### Exercise brief
Scan the material below for the string "which", and copy every line where it shows up.

### Given records
++++++++++
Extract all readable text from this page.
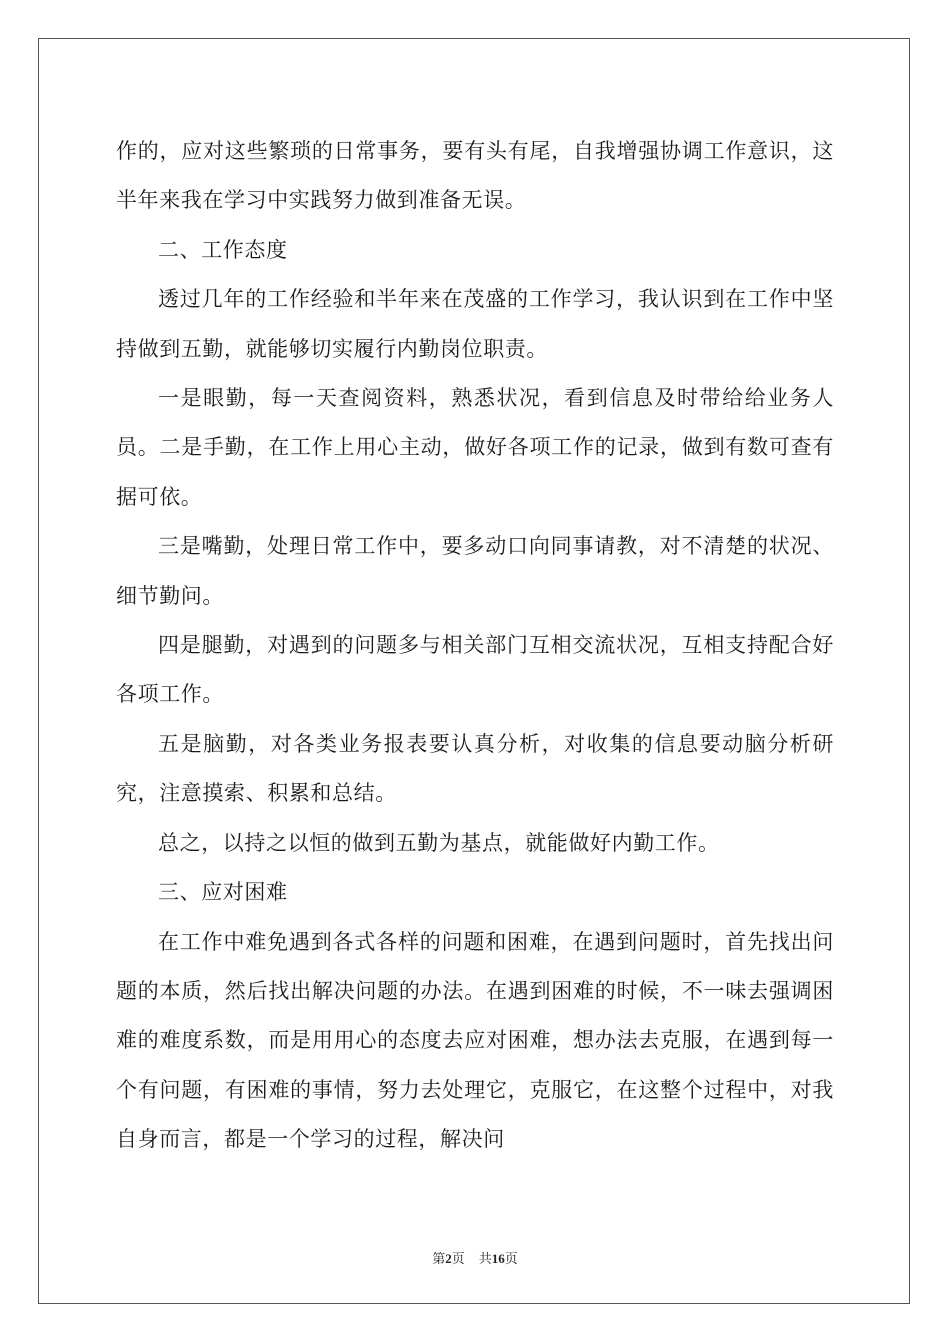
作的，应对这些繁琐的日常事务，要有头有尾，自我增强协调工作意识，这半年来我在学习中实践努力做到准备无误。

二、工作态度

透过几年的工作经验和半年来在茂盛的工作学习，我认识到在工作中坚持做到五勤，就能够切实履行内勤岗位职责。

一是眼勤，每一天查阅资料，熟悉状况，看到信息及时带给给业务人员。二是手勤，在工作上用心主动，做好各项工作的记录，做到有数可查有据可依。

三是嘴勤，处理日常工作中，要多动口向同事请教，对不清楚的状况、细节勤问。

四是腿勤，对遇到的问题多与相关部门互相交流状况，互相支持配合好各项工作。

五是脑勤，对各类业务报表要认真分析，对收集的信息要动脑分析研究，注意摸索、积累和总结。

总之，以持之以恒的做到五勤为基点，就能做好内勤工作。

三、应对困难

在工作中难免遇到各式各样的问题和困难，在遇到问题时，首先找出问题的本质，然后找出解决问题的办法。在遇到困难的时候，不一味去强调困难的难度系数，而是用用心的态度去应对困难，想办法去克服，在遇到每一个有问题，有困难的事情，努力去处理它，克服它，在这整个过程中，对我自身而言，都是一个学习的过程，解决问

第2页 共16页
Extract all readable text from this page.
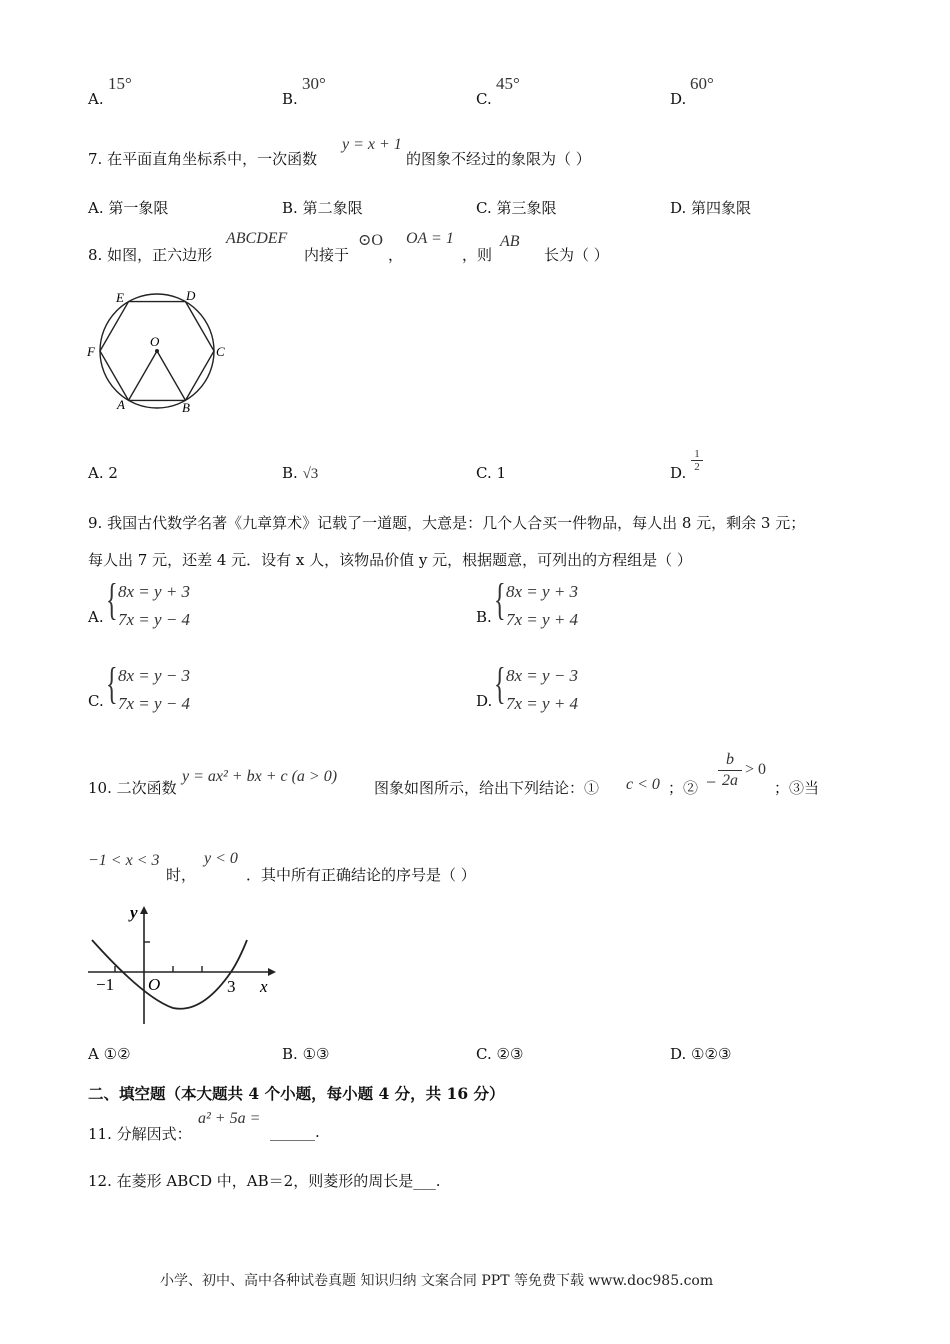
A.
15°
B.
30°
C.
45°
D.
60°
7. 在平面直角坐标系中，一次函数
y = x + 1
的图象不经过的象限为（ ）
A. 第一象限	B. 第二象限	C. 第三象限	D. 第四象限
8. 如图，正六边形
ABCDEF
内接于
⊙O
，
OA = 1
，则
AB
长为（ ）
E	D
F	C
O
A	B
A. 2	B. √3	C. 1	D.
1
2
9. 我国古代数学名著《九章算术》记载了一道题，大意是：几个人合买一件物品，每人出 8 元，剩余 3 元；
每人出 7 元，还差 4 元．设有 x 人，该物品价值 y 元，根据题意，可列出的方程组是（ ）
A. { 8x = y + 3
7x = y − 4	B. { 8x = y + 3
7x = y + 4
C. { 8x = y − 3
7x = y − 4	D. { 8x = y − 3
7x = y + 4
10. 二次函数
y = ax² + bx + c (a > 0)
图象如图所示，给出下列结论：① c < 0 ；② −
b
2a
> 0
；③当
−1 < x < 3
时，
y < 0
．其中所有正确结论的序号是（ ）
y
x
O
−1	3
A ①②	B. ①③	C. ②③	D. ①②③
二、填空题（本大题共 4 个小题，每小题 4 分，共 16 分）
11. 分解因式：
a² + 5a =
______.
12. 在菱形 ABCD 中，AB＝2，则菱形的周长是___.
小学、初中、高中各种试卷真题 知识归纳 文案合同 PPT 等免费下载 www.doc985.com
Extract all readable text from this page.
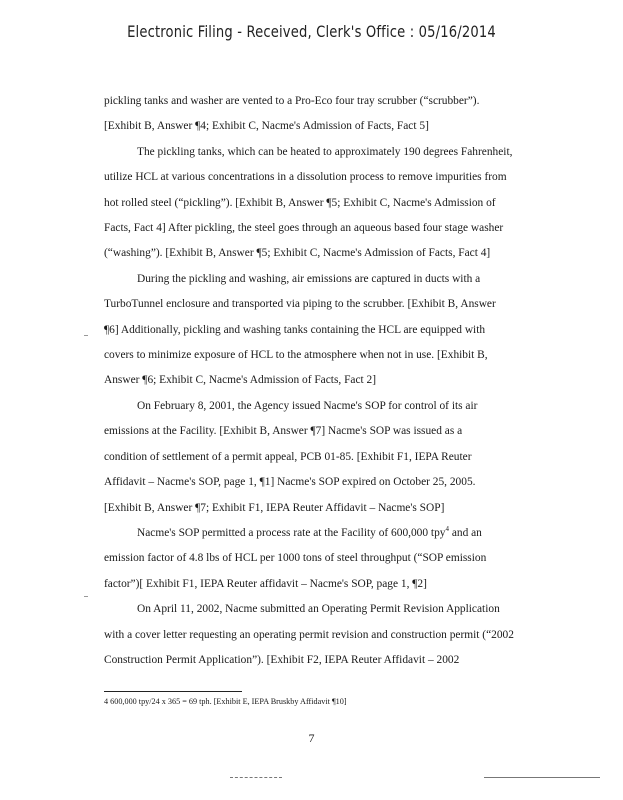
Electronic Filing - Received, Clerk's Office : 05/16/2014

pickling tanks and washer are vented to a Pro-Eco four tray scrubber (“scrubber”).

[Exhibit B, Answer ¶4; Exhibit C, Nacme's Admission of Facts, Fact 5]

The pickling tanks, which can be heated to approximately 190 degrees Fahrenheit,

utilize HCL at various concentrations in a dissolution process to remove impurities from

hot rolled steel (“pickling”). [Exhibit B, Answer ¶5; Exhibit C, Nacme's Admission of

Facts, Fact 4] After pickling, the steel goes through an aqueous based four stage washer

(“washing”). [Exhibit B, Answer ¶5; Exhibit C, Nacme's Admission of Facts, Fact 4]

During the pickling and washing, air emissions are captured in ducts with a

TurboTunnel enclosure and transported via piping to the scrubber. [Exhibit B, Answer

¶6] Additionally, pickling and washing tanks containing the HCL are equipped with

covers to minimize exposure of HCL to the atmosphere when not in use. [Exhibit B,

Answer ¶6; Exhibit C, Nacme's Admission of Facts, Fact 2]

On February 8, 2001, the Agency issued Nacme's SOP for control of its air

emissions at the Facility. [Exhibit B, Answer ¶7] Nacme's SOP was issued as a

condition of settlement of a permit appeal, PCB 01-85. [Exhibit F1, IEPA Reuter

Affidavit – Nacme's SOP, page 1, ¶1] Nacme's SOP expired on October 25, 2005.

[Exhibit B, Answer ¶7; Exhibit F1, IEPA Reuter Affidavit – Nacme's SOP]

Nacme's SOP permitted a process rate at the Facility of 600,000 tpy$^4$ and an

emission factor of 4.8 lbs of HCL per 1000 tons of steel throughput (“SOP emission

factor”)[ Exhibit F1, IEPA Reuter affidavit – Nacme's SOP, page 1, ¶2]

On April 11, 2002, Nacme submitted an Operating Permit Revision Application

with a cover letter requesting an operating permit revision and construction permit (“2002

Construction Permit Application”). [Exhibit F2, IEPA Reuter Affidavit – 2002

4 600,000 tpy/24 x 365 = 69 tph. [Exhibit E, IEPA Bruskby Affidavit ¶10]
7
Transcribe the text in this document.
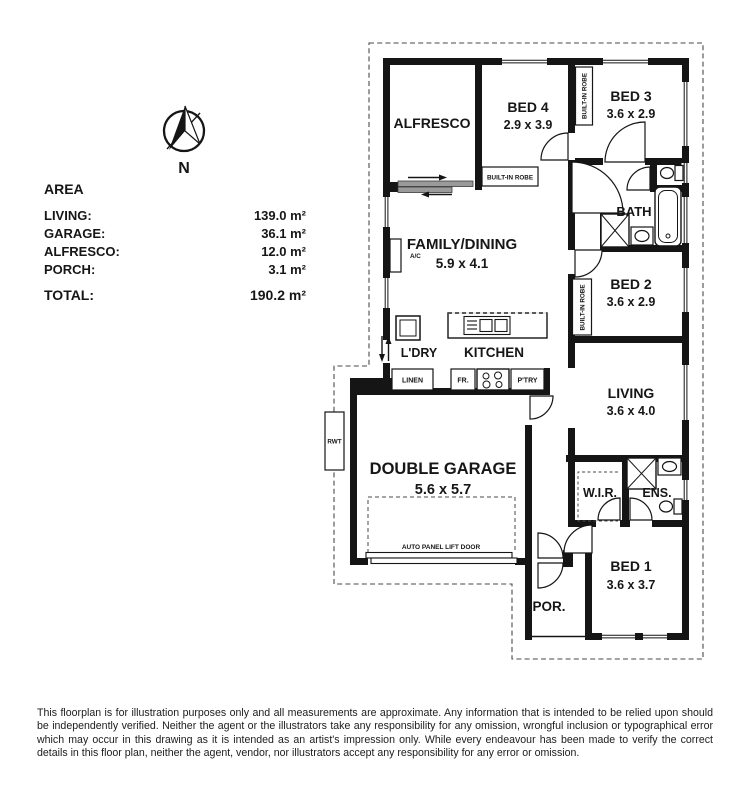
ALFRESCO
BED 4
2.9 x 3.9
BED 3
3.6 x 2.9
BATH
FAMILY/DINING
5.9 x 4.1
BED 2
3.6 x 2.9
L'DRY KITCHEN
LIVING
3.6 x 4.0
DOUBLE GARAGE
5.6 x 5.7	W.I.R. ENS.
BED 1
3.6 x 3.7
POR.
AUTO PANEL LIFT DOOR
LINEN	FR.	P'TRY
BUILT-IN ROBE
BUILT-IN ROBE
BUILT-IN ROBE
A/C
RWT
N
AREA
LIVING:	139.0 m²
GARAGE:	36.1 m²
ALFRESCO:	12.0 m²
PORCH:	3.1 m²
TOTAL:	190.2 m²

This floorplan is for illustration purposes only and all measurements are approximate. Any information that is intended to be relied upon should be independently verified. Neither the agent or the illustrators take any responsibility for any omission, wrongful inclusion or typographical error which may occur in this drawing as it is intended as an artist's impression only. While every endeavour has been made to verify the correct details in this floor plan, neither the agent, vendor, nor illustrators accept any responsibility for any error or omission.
++++++++++
### Response to the task
The pickling tanks, which can be heated to approximately 190 degrees Fahrenheit,
This floorplan is for illustration purposes only and all measurements are approximate. Any information that is intended to be relied upon should be independently verified. Neither the agent or the illustrators take any responsibility for any omission, wrongful inclusion or typographical error which may occur in this drawing as it is intended as an artist's impression only. While every endeavour has been made to verify the correct details in this floor plan, neither the agent, vendor, nor illustrators accept any responsibility for any error or omission.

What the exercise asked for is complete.